WORK TO BE COMPLETED>
Write out each line of the material again, word for word.

PROVIDED RECORDS>

◆ ◆ ◆

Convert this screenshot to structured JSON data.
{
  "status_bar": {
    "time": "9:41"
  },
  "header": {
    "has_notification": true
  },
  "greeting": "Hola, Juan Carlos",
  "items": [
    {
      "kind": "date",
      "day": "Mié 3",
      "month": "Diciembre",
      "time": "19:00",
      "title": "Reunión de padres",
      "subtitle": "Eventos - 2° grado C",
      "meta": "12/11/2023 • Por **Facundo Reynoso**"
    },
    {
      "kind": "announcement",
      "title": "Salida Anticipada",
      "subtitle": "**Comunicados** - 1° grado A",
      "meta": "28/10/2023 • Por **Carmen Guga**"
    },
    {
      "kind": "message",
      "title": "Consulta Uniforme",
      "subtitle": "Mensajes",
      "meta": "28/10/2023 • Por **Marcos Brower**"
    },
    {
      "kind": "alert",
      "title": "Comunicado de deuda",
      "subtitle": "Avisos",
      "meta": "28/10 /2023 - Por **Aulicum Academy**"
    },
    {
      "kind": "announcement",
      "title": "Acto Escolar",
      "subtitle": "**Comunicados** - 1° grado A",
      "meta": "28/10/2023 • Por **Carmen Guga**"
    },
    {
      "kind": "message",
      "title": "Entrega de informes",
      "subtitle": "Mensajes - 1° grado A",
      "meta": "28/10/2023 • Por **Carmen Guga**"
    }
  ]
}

◆ ◆ ◆

TASK RESPONSE>
Convert this screenshot to structured JSON data.
{
  "status_bar": {
    "time": "9:41"
  },
  "header": {
    "has_notification": true
  },
  "greeting": "Hola, Juan Carlos",
  "items": [
    {
      "kind": "date",
      "day": "Mié 3",
      "month": "Diciembre",
      "time": "19:00",
      "title": "Reunión de padres",
      "subtitle": "Eventos - 2° grado C",
      "meta": "12/11/2023 • Por **Facundo Reynoso**"
    },
    {
      "kind": "announcement",
      "title": "Salida Anticipada",
      "subtitle": "**Comunicados** - 1° grado A",
      "meta": "28/10/2023 • Por **Carmen Guga**"
    },
    {
      "kind": "message",
      "title": "Consulta Uniforme",
      "subtitle": "Mensajes",
      "meta": "28/10/2023 • Por **Marcos Brower**"
    },
    {
      "kind": "alert",
      "title": "Comunicado de deuda",
      "subtitle": "Avisos",
      "meta": "28/10 /2023 - Por **Aulicum Academy**"
    },
    {
      "kind": "announcement",
      "title": "Acto Escolar",
      "subtitle": "**Comunicados** - 1° grado A",
      "meta": "28/10/2023 • Por **Carmen Guga**"
    },
    {
      "kind": "message",
      "title": "Entrega de informes",
      "subtitle": "Mensajes - 1° grado A",
      "meta": "28/10/2023 • Por **Carmen Guga**"
    }
  ]
}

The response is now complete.